Gather every line in the records below that contains the string "series", and copy each one out.

*DATA LINES:*
--- BEGIN ---

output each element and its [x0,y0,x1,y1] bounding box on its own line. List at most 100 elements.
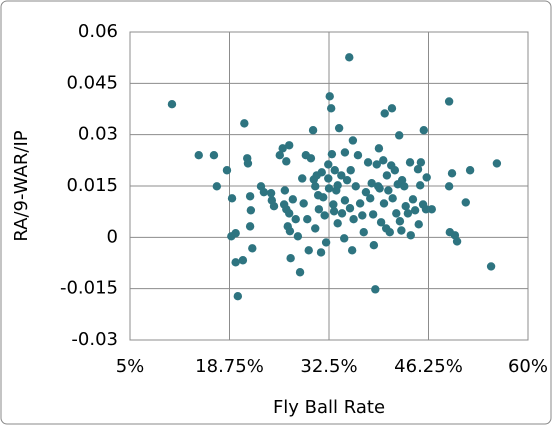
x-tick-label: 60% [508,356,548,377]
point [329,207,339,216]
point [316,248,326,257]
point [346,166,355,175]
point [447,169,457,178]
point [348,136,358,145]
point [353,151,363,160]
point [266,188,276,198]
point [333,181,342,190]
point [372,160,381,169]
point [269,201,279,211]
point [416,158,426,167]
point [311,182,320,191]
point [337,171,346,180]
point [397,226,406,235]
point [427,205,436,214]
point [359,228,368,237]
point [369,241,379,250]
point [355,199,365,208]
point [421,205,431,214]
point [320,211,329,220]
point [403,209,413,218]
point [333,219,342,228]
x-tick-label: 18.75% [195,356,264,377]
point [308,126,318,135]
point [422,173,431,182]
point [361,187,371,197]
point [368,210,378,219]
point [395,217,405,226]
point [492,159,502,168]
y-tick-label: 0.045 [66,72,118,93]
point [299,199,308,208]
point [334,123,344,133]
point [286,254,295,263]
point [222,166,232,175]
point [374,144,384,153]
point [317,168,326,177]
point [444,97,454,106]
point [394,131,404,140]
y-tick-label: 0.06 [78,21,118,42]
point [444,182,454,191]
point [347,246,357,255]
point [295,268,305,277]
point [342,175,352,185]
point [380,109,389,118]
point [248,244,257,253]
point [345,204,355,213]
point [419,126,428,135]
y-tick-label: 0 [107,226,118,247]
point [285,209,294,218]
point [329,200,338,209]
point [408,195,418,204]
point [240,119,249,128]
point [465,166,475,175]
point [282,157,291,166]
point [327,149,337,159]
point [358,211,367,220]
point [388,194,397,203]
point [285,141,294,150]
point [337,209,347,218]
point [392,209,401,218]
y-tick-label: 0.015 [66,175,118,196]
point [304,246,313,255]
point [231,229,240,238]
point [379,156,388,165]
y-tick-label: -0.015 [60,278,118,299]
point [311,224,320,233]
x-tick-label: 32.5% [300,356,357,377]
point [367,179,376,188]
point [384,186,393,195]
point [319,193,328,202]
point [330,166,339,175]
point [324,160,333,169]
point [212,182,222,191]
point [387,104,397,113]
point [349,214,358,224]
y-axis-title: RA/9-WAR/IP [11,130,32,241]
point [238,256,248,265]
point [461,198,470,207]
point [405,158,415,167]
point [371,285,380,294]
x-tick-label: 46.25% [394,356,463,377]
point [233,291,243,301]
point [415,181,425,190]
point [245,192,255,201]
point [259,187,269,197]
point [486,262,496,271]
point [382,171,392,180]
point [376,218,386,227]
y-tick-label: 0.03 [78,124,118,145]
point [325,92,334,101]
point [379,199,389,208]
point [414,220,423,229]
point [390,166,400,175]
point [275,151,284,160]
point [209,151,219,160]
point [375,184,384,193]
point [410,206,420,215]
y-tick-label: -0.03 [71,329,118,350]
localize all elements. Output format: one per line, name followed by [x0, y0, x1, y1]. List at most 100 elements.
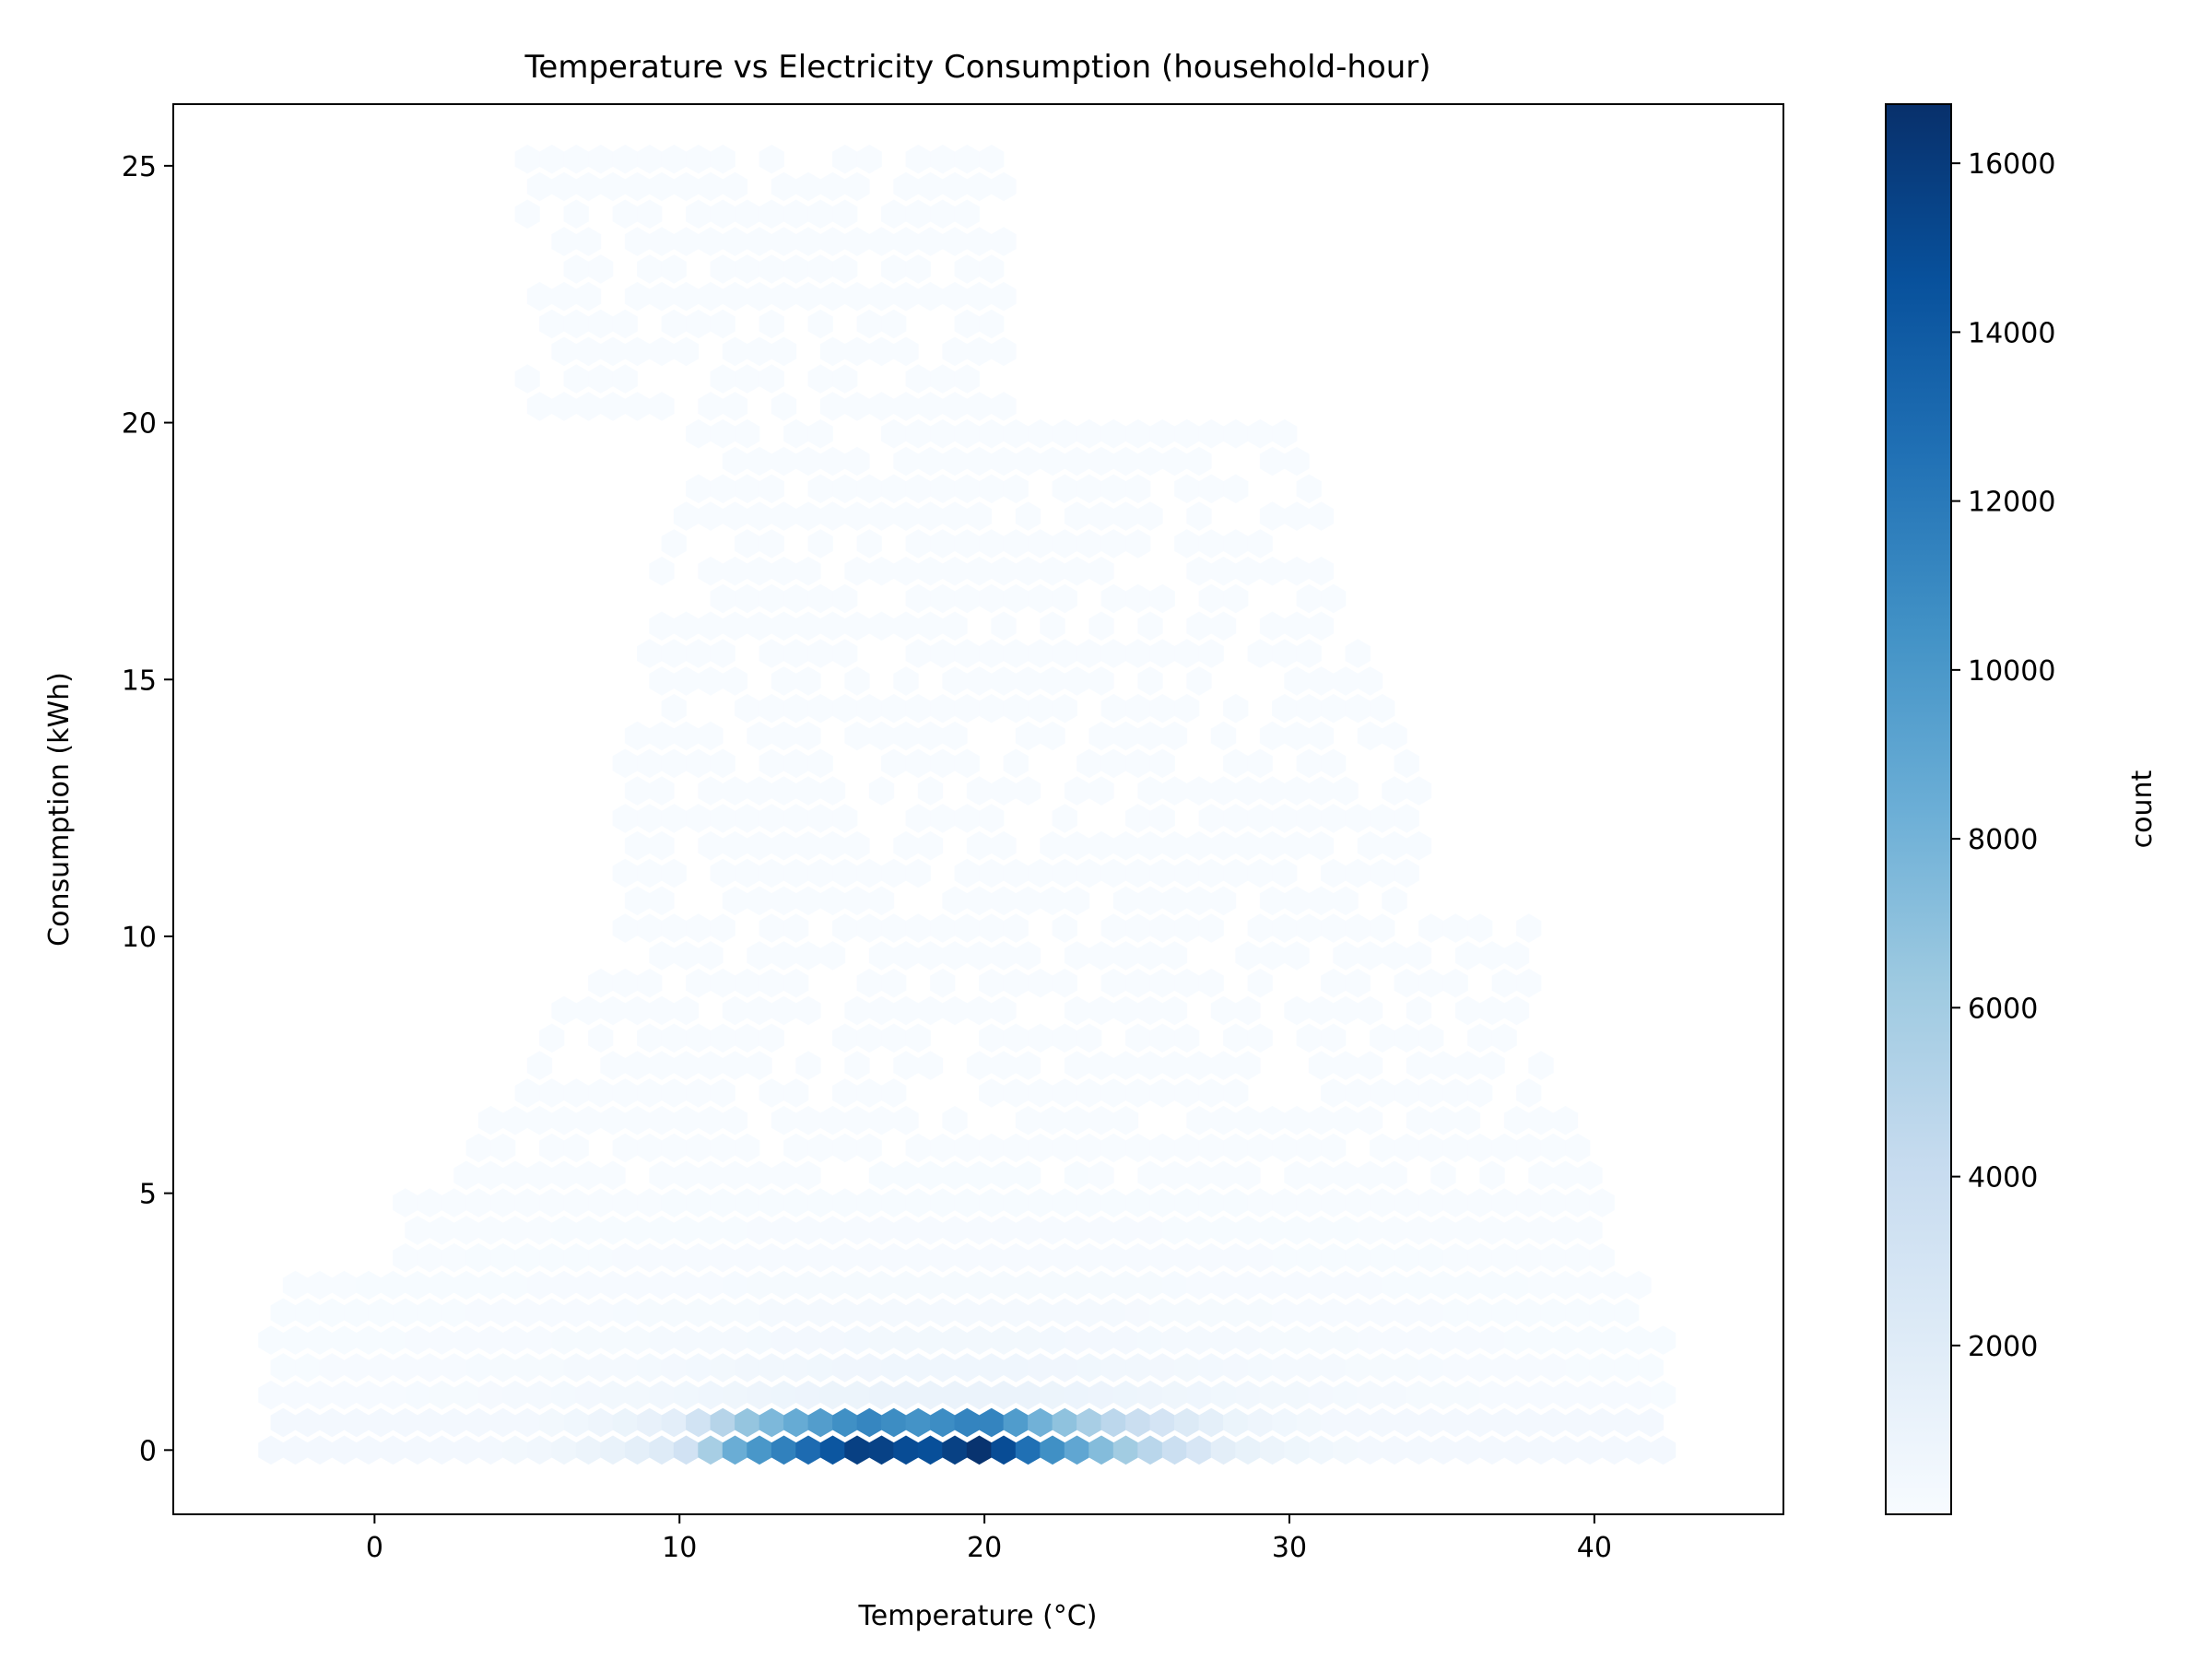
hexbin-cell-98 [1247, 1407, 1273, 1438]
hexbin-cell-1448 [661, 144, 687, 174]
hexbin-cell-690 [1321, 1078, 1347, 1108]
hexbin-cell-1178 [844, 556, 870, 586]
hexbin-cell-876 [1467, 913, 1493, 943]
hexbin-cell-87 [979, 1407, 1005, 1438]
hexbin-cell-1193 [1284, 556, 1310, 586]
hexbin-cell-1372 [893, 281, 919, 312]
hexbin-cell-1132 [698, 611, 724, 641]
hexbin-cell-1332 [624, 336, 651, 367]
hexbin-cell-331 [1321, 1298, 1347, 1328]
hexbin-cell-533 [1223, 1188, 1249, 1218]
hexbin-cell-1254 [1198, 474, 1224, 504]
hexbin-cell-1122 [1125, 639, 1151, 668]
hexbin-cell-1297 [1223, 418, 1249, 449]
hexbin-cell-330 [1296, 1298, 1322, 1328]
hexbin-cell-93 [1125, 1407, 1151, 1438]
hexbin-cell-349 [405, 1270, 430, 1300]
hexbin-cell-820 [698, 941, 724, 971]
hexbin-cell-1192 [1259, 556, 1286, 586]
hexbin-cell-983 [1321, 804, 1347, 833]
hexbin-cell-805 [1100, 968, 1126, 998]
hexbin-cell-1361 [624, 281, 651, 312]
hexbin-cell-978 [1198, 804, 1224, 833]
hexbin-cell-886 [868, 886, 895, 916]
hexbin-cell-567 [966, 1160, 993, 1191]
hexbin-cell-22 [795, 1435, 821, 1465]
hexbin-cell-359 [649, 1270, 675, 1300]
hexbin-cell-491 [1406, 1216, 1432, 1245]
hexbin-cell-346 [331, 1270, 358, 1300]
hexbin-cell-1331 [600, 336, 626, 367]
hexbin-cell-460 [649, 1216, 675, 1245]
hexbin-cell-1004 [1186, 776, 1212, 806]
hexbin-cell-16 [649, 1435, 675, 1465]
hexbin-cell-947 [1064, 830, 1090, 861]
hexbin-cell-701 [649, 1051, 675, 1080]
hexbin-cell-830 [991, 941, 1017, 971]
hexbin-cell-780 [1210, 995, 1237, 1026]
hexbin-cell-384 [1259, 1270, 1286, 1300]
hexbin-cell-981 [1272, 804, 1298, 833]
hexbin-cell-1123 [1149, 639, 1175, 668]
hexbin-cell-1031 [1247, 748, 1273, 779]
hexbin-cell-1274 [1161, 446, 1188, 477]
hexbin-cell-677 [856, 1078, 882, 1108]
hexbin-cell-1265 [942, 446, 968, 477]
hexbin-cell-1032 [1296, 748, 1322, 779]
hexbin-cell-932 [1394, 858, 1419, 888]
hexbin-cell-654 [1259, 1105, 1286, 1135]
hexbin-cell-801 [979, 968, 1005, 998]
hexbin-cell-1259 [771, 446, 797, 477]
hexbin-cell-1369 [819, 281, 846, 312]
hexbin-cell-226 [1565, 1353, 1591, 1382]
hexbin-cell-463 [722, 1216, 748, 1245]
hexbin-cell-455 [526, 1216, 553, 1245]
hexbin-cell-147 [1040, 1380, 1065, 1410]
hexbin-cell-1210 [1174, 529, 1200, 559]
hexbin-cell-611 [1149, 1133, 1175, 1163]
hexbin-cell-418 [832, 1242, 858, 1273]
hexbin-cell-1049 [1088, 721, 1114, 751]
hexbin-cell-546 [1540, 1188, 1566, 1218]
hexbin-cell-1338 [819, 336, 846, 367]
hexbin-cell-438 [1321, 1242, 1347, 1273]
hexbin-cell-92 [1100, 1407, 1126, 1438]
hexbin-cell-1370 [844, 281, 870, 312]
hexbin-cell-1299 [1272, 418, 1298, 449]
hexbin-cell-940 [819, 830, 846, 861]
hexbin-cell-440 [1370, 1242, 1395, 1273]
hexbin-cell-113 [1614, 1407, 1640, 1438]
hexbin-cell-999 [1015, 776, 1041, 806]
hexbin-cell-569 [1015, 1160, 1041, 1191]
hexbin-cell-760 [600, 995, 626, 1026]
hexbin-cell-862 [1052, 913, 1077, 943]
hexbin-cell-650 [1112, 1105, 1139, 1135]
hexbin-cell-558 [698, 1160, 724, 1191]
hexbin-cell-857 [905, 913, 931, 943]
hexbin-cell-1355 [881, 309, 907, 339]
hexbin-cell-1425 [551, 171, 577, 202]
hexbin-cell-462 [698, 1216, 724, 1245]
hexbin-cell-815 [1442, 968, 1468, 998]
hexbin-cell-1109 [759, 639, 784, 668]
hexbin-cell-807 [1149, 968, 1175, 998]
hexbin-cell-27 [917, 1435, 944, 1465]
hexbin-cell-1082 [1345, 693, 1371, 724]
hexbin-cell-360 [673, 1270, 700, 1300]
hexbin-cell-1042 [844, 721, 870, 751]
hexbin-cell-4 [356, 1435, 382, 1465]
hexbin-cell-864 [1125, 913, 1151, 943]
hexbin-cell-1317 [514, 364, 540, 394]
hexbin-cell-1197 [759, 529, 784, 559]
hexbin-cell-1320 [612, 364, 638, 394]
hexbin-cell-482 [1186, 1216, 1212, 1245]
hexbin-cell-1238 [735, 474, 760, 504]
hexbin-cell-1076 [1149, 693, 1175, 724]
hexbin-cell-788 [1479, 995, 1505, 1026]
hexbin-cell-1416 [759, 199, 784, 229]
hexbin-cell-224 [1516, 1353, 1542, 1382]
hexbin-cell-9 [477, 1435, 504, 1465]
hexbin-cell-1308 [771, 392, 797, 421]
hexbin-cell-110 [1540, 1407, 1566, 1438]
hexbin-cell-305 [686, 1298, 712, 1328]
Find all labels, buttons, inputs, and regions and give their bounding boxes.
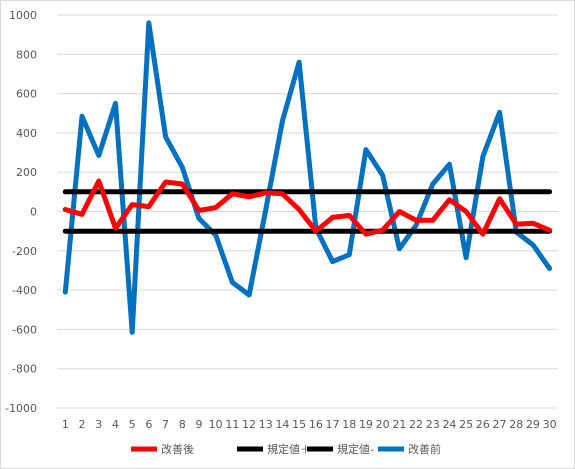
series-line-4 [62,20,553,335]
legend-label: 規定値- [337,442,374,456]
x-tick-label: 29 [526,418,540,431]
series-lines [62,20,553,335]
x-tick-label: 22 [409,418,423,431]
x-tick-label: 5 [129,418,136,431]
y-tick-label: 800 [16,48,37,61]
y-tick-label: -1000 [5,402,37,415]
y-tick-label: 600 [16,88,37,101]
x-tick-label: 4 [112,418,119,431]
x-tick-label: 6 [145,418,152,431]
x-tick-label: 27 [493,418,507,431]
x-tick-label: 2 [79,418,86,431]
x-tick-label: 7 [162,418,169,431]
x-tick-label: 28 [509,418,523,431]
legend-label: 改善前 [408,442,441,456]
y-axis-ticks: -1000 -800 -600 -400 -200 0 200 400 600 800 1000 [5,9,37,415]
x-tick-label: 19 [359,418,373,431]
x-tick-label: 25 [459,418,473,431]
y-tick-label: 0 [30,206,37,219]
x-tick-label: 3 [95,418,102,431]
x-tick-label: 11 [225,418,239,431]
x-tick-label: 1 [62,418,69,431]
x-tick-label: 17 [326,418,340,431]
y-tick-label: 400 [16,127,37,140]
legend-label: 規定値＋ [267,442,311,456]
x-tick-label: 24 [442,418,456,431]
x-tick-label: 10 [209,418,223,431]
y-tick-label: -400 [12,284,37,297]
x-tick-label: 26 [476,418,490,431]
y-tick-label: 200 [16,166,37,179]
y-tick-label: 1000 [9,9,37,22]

--- END ---

*EXPECTED ANSWER:*
series-line-4 [62,20,553,335]
series-lines [62,20,553,335]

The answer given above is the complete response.